▸ **DIRECTIVE**
Quote every line as given.

▸ **RAW DATA**
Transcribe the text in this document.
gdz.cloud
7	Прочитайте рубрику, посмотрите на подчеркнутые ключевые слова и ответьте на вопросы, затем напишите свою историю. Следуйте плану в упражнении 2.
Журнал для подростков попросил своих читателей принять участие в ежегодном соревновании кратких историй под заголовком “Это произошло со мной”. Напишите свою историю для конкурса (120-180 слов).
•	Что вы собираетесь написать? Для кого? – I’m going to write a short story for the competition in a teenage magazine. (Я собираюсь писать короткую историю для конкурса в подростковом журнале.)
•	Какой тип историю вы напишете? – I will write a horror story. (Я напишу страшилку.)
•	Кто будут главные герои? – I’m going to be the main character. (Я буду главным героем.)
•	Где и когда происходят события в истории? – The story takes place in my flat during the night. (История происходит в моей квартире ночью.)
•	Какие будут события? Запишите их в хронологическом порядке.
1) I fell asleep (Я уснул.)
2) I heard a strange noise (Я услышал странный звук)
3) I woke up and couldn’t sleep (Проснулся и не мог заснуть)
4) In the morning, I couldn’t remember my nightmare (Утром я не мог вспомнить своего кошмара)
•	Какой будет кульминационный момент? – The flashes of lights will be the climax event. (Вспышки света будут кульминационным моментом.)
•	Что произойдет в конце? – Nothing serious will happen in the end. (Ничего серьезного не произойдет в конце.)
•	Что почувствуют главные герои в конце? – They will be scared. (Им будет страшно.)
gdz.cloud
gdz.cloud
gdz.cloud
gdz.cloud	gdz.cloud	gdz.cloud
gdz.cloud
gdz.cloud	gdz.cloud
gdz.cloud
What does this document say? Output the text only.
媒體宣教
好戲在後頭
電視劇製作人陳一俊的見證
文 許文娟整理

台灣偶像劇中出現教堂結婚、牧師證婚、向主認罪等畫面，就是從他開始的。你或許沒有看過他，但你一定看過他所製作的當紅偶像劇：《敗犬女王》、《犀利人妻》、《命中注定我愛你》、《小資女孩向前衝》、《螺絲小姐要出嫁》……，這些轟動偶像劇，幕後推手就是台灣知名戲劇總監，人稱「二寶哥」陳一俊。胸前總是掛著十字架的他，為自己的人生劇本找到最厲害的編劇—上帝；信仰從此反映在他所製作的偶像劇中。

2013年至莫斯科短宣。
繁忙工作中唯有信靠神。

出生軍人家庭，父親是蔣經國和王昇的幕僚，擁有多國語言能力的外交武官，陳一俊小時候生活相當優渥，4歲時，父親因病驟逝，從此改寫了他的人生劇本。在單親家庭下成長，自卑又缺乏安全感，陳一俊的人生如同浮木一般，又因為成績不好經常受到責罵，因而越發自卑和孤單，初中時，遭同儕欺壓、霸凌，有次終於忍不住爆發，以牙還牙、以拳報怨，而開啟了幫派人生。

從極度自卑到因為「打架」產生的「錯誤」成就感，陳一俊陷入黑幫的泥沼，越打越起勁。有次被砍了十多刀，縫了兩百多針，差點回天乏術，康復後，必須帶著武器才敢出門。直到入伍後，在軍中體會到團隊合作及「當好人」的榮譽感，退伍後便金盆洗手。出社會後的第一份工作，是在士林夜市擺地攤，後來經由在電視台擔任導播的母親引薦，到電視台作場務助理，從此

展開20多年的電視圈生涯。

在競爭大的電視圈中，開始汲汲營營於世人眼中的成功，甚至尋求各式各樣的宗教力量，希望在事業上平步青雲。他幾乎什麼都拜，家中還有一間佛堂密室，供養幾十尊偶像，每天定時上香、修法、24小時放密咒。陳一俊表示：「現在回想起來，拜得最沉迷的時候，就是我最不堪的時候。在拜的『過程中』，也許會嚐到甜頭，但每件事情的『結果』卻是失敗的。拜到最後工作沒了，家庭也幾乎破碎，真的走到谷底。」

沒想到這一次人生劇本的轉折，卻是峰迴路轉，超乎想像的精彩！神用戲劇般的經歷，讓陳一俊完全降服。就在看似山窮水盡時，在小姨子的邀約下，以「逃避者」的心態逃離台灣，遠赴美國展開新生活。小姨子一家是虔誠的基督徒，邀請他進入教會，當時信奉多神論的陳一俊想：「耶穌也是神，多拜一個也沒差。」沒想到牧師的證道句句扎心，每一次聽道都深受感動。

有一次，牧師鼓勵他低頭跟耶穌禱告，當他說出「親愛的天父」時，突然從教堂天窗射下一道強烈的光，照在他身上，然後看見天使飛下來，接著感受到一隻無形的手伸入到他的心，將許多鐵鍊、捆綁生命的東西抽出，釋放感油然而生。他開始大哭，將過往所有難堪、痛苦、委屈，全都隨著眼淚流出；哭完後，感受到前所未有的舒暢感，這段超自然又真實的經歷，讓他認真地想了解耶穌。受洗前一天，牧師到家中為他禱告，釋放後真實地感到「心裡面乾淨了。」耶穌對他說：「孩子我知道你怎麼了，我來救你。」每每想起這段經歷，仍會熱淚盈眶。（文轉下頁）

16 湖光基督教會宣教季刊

▸ **RESPONSE TO THE EXERCISE**
Transcribe the text in this document.
gdz.cloud
7	Прочитайте рубрику, посмотрите на подчеркнутые ключевые слова и ответьте на вопросы, затем напишите свою историю. Следуйте плану в упражнении 2.
Журнал для подростков попросил своих читателей принять участие в ежегодном соревновании кратких историй под заголовком “Это произошло со мной”. Напишите свою историю для конкурса (120-180 слов).
•	Что вы собираетесь написать? Для кого? – I’m going to write a short story for the competition in a teenage magazine. (Я собираюсь писать короткую историю для конкурса в подростковом журнале.)
•	Какой тип историю вы напишете? – I will write a horror story. (Я напишу страшилку.)
•	Кто будут главные герои? – I’m going to be the main character. (Я буду главным героем.)
•	Где и когда происходят события в истории? – The story takes place in my flat during the night. (История происходит в моей квартире ночью.)
•	Какие будут события? Запишите их в хронологическом порядке.
1) I fell asleep (Я уснул.)
2) I heard a strange noise (Я услышал странный звук)
3) I woke up and couldn’t sleep (Проснулся и не мог заснуть)
4) In the morning, I couldn’t remember my nightmare (Утром я не мог вспомнить своего кошмара)
•	Какой будет кульминационный момент? – The flashes of lights will be the climax event. (Вспышки света будут кульминационным моментом.)
•	Что произойдет в конце? – Nothing serious will happen in the end. (Ничего серьезного не произойдет в конце.)
•	Что почувствуют главные герои в конце? – They will be scared. (Им будет страшно.)
gdz.cloud
gdz.cloud
gdz.cloud
gdz.cloud	gdz.cloud	gdz.cloud
gdz.cloud
gdz.cloud	gdz.cloud
gdz.cloud
What does this document say? Output the text only.
媒體宣教
好戲在後頭
電視劇製作人陳一俊的見證
文 許文娟整理

台灣偶像劇中出現教堂結婚、牧師證婚、向主認罪等畫面，就是從他開始的。你或許沒有看過他，但你一定看過他所製作的當紅偶像劇：《敗犬女王》、《犀利人妻》、《命中注定我愛你》、《小資女孩向前衝》、《螺絲小姐要出嫁》……，這些轟動偶像劇，幕後推手就是台灣知名戲劇總監，人稱「二寶哥」陳一俊。胸前總是掛著十字架的他，為自己的人生劇本找到最厲害的編劇—上帝；信仰從此反映在他所製作的偶像劇中。

2013年至莫斯科短宣。
繁忙工作中唯有信靠神。

出生軍人家庭，父親是蔣經國和王昇的幕僚，擁有多國語言能力的外交武官，陳一俊小時候生活相當優渥，4歲時，父親因病驟逝，從此改寫了他的人生劇本。在單親家庭下成長，自卑又缺乏安全感，陳一俊的人生如同浮木一般，又因為成績不好經常受到責罵，因而越發自卑和孤單，初中時，遭同儕欺壓、霸凌，有次終於忍不住爆發，以牙還牙、以拳報怨，而開啟了幫派人生。

從極度自卑到因為「打架」產生的「錯誤」成就感，陳一俊陷入黑幫的泥沼，越打越起勁。有次被砍了十多刀，縫了兩百多針，差點回天乏術，康復後，必須帶著武器才敢出門。直到入伍後，在軍中體會到團隊合作及「當好人」的榮譽感，退伍後便金盆洗手。出社會後的第一份工作，是在士林夜市擺地攤，後來經由在電視台擔任導播的母親引薦，到電視台作場務助理，從此

展開20多年的電視圈生涯。

在競爭大的電視圈中，開始汲汲營營於世人眼中的成功，甚至尋求各式各樣的宗教力量，希望在事業上平步青雲。他幾乎什麼都拜，家中還有一間佛堂密室，供養幾十尊偶像，每天定時上香、修法、24小時放密咒。陳一俊表示：「現在回想起來，拜得最沉迷的時候，就是我最不堪的時候。在拜的『過程中』，也許會嚐到甜頭，但每件事情的『結果』卻是失敗的。拜到最後工作沒了，家庭也幾乎破碎，真的走到谷底。」

沒想到這一次人生劇本的轉折，卻是峰迴路轉，超乎想像的精彩！神用戲劇般的經歷，讓陳一俊完全降服。就在看似山窮水盡時，在小姨子的邀約下，以「逃避者」的心態逃離台灣，遠赴美國展開新生活。小姨子一家是虔誠的基督徒，邀請他進入教會，當時信奉多神論的陳一俊想：「耶穌也是神，多拜一個也沒差。」沒想到牧師的證道句句扎心，每一次聽道都深受感動。

有一次，牧師鼓勵他低頭跟耶穌禱告，當他說出「親愛的天父」時，突然從教堂天窗射下一道強烈的光，照在他身上，然後看見天使飛下來，接著感受到一隻無形的手伸入到他的心，將許多鐵鍊、捆綁生命的東西抽出，釋放感油然而生。他開始大哭，將過往所有難堪、痛苦、委屈，全都隨著眼淚流出；哭完後，感受到前所未有的舒暢感，這段超自然又真實的經歷，讓他認真地想了解耶穌。受洗前一天，牧師到家中為他禱告，釋放後真實地感到「心裡面乾淨了。」耶穌對他說：「孩子我知道你怎麼了，我來救你。」每每想起這段經歷，仍會熱淚盈眶。（文轉下頁）

16 湖光基督教會宣教季刊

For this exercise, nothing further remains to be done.